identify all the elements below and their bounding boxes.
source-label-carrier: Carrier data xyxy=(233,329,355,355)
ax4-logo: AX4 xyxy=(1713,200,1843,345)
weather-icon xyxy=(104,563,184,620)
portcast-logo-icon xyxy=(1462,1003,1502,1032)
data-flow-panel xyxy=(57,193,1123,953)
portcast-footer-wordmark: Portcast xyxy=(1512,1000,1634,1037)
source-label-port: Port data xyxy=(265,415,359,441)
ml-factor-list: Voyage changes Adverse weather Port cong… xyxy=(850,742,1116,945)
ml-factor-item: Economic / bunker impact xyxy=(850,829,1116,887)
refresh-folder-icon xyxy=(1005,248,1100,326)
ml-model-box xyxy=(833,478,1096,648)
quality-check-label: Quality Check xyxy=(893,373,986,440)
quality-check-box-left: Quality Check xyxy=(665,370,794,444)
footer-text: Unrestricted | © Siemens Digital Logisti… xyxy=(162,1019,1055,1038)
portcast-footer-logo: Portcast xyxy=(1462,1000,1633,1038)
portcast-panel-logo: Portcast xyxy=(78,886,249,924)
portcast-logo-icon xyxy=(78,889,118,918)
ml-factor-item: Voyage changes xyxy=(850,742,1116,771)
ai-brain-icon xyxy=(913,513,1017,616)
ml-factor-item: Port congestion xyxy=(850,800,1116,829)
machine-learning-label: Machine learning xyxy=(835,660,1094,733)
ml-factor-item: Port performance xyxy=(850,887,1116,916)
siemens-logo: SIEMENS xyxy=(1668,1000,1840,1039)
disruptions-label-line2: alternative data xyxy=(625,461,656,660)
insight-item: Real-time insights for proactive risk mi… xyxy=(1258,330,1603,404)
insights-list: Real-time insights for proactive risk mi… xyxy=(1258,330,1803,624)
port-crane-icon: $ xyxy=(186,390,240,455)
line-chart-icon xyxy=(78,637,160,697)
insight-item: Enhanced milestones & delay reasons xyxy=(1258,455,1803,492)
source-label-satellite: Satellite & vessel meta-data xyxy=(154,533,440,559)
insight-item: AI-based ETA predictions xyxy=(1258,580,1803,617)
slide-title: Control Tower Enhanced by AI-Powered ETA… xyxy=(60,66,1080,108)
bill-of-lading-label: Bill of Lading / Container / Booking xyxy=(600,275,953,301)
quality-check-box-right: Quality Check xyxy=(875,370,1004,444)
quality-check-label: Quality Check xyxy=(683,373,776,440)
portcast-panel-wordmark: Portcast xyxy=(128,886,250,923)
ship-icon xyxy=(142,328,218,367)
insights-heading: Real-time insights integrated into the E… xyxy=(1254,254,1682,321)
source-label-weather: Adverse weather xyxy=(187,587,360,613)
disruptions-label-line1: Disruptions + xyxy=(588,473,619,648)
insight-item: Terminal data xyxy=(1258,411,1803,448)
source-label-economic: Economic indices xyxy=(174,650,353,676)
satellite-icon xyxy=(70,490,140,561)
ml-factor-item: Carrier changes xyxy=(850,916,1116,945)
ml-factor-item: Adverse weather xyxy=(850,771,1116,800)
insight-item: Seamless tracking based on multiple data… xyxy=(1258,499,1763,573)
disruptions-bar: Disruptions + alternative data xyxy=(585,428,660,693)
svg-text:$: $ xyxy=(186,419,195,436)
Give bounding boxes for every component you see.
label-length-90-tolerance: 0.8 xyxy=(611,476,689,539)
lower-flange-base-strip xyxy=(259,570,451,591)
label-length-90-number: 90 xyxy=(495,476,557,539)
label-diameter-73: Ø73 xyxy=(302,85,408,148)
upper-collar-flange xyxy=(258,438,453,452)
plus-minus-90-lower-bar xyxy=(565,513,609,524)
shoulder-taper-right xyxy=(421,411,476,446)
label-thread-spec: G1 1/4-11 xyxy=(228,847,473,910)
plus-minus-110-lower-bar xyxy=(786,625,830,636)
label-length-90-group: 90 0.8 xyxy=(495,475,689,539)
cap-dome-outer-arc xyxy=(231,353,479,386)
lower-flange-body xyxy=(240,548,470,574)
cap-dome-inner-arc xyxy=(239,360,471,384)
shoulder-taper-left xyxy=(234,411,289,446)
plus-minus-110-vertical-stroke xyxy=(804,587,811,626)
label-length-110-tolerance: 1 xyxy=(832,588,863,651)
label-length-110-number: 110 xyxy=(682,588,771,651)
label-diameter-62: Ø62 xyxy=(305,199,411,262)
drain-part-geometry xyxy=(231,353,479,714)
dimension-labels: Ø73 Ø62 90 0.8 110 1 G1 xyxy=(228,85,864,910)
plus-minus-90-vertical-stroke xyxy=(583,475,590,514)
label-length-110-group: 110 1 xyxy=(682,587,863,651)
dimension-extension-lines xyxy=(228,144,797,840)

• • • • •

#### TASK BRIEF
Rewrite all the items above, replacing "Quality Check" with "Quality Review" and leaving everything else the same.

#### OUTPUT BELOW
identify all the elements below and their bounding boxes.
source-label-carrier: Carrier data xyxy=(233,329,355,355)
ax4-logo: AX4 xyxy=(1713,200,1843,345)
weather-icon xyxy=(104,563,184,620)
portcast-logo-icon xyxy=(1462,1003,1502,1032)
data-flow-panel xyxy=(57,193,1123,953)
portcast-footer-wordmark: Portcast xyxy=(1512,1000,1634,1037)
source-label-port: Port data xyxy=(265,415,359,441)
ml-factor-list: Voyage changes Adverse weather Port cong… xyxy=(850,742,1116,945)
ml-factor-item: Economic / bunker impact xyxy=(850,829,1116,887)
refresh-folder-icon xyxy=(1005,248,1100,326)
ml-model-box xyxy=(833,478,1096,648)
quality-check-label: Quality Review xyxy=(893,373,986,440)
quality-check-box-left: Quality Review xyxy=(665,370,794,444)
footer-text: Unrestricted | © Siemens Digital Logisti… xyxy=(162,1019,1055,1038)
portcast-footer-logo: Portcast xyxy=(1462,1000,1633,1038)
portcast-panel-logo: Portcast xyxy=(78,886,249,924)
portcast-logo-icon xyxy=(78,889,118,918)
ml-factor-item: Voyage changes xyxy=(850,742,1116,771)
ai-brain-icon xyxy=(913,513,1017,616)
ml-factor-item: Port congestion xyxy=(850,800,1116,829)
machine-learning-label: Machine learning xyxy=(835,660,1094,733)
ml-factor-item: Port performance xyxy=(850,887,1116,916)
siemens-logo: SIEMENS xyxy=(1668,1000,1840,1039)
disruptions-label-line2: alternative data xyxy=(625,461,656,660)
insight-item: Real-time insights for proactive risk mi… xyxy=(1258,330,1603,404)
insights-list: Real-time insights for proactive risk mi… xyxy=(1258,330,1803,624)
port-crane-icon: $ xyxy=(186,390,240,455)
line-chart-icon xyxy=(78,637,160,697)
insight-item: Enhanced milestones & delay reasons xyxy=(1258,455,1803,492)
source-label-satellite: Satellite & vessel meta-data xyxy=(154,533,440,559)
insight-item: AI-based ETA predictions xyxy=(1258,580,1803,617)
slide-title: Control Tower Enhanced by AI-Powered ETA… xyxy=(60,66,1080,108)
bill-of-lading-label: Bill of Lading / Container / Booking xyxy=(600,275,953,301)
quality-check-box-right: Quality Review xyxy=(875,370,1004,444)
quality-check-label: Quality Review xyxy=(683,373,776,440)
portcast-panel-wordmark: Portcast xyxy=(128,886,250,923)
ship-icon xyxy=(142,328,218,367)
insights-heading: Real-time insights integrated into the E… xyxy=(1254,254,1682,321)
source-label-weather: Adverse weather xyxy=(187,587,360,613)
disruptions-label-line1: Disruptions + xyxy=(588,473,619,648)
insight-item: Terminal data xyxy=(1258,411,1803,448)
source-label-economic: Economic indices xyxy=(174,650,353,676)
satellite-icon xyxy=(70,490,140,561)
ml-factor-item: Carrier changes xyxy=(850,916,1116,945)
ml-factor-item: Adverse weather xyxy=(850,771,1116,800)
insight-item: Seamless tracking based on multiple data… xyxy=(1258,499,1763,573)
disruptions-bar: Disruptions + alternative data xyxy=(585,428,660,693)
svg-text:$: $ xyxy=(186,419,195,436)
Give bounding boxes for every component you see.
label-length-90-tolerance: 0.8 xyxy=(611,476,689,539)
lower-flange-base-strip xyxy=(259,570,451,591)
label-length-90-number: 90 xyxy=(495,476,557,539)
label-diameter-73: Ø73 xyxy=(302,85,408,148)
upper-collar-flange xyxy=(258,438,453,452)
plus-minus-90-lower-bar xyxy=(565,513,609,524)
shoulder-taper-right xyxy=(421,411,476,446)
label-thread-spec: G1 1/4-11 xyxy=(228,847,473,910)
plus-minus-110-lower-bar xyxy=(786,625,830,636)
label-length-90-group: 90 0.8 xyxy=(495,475,689,539)
cap-dome-outer-arc xyxy=(231,353,479,386)
lower-flange-body xyxy=(240,548,470,574)
cap-dome-inner-arc xyxy=(239,360,471,384)
shoulder-taper-left xyxy=(234,411,289,446)
plus-minus-110-vertical-stroke xyxy=(804,587,811,626)
label-length-110-tolerance: 1 xyxy=(832,588,863,651)
label-length-110-number: 110 xyxy=(682,588,771,651)
label-diameter-62: Ø62 xyxy=(305,199,411,262)
drain-part-geometry xyxy=(231,353,479,714)
dimension-labels: Ø73 Ø62 90 0.8 110 1 G1 xyxy=(228,85,864,910)
plus-minus-90-vertical-stroke xyxy=(583,475,590,514)
label-length-110-group: 110 1 xyxy=(682,587,863,651)
dimension-extension-lines xyxy=(228,144,797,840)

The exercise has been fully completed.